Your task is to locate every line holding the string "document" and to copy each of them.

#####

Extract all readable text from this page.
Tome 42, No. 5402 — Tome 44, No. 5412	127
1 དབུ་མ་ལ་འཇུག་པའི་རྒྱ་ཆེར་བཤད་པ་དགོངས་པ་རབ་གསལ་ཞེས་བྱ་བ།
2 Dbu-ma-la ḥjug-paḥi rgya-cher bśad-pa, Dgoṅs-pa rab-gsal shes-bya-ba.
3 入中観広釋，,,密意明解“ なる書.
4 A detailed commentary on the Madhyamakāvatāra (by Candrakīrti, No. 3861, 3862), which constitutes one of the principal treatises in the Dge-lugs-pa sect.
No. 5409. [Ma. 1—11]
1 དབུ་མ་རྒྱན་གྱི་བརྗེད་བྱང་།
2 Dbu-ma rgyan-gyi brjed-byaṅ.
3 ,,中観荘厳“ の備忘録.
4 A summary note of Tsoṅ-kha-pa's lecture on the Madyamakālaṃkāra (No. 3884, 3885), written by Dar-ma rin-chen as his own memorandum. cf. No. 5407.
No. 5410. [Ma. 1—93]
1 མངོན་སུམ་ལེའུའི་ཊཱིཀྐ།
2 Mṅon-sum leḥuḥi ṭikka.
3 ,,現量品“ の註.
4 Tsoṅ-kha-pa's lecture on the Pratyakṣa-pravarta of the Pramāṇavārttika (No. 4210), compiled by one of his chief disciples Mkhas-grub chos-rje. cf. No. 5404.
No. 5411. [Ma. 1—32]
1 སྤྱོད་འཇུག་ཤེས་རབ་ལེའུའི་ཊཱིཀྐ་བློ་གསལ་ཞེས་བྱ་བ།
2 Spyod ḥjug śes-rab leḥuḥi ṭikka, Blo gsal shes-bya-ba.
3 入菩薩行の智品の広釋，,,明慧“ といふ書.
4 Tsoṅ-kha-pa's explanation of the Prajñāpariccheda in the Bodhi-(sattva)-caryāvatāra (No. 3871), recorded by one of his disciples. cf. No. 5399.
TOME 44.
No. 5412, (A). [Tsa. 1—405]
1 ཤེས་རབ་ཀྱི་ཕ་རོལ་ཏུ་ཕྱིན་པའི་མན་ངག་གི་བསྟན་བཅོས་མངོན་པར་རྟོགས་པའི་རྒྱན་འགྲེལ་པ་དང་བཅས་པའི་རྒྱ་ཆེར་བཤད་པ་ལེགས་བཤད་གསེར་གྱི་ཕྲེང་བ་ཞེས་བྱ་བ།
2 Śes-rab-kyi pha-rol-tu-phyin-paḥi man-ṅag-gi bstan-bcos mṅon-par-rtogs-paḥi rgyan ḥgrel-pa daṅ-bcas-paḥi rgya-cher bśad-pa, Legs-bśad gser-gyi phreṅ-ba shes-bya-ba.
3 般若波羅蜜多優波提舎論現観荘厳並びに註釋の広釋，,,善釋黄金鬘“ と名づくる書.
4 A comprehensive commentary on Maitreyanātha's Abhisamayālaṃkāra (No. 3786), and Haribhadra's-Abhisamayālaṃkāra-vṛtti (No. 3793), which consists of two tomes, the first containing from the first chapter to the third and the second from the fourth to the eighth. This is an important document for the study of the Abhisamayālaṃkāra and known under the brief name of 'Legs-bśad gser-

#####

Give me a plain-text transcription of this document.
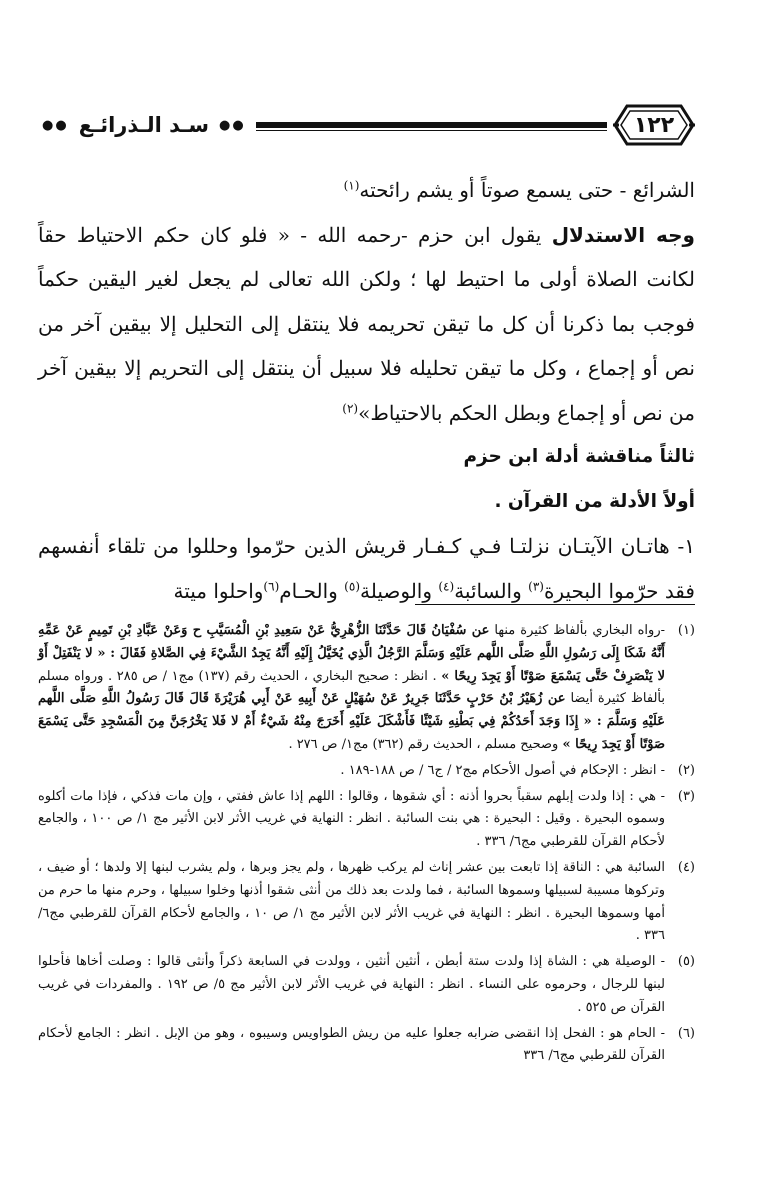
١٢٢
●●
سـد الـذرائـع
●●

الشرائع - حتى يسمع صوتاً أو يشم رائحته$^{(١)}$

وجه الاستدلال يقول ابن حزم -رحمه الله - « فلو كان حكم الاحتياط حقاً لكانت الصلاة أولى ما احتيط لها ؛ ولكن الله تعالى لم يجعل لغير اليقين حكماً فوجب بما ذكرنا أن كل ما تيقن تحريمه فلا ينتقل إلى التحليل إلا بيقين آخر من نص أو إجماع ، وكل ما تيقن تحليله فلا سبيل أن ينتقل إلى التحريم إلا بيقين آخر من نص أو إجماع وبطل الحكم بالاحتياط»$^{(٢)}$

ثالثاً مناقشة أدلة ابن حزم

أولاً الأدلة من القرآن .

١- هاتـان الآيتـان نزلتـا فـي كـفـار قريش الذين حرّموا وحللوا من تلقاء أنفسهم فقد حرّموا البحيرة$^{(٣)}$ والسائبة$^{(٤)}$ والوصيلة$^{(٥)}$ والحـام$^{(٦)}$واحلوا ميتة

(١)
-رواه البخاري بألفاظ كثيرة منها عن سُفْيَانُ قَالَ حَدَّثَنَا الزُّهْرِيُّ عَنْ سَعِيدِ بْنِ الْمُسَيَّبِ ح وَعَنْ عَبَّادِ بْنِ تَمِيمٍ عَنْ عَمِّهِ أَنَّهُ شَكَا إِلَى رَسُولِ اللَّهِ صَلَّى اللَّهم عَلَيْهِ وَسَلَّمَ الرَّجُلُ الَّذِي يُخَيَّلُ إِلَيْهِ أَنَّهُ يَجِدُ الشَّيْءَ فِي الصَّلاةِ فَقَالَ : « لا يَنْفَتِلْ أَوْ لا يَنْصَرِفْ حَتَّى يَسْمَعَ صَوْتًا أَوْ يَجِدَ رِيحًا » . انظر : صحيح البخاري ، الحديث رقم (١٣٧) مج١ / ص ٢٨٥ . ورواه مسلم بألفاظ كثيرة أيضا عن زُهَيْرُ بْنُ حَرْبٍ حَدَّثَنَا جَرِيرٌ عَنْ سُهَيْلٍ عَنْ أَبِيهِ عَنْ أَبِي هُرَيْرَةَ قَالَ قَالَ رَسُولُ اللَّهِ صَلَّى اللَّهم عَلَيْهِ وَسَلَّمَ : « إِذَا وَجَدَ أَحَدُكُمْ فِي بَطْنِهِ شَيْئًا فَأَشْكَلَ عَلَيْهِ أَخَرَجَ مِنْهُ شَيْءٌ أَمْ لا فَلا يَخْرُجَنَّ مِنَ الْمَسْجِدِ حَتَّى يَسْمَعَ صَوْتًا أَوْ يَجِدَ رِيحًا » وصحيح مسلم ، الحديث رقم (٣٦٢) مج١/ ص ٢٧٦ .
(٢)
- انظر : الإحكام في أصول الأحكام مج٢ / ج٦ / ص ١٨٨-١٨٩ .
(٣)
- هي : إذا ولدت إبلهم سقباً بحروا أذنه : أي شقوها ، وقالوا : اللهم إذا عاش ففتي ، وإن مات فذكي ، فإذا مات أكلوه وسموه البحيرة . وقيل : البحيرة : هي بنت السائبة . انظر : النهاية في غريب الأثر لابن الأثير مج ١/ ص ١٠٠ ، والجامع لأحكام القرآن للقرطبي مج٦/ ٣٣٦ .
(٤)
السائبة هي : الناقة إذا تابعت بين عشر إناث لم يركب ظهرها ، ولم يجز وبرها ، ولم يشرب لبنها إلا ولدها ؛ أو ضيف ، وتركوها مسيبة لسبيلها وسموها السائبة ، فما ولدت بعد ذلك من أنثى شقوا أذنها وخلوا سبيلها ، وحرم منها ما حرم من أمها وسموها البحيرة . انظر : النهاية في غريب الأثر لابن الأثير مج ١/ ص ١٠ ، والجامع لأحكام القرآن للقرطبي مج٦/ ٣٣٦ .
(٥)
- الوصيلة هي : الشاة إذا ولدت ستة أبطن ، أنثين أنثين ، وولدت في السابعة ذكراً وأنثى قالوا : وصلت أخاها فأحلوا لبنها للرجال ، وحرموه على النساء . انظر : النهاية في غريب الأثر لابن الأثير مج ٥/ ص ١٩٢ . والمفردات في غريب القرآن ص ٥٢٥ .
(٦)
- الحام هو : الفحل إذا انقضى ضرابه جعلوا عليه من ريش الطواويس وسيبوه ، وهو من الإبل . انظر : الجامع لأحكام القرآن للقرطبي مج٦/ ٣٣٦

#####

» TASK OUTPUT:
4 A comprehensive commentary on Maitreyanātha's Abhisamayālaṃkāra (No. 3786), and Haribhadra's-Abhisamayālaṃkāra-vṛtti (No. 3793), which consists of two tomes, the first containing from the first chapter to the third and the second from the fourth to the eighth. This is an important document for the study of the Abhisamayālaṃkāra and known under the brief name of 'Legs-bśad gser-
Give me a plain-text transcription of this document.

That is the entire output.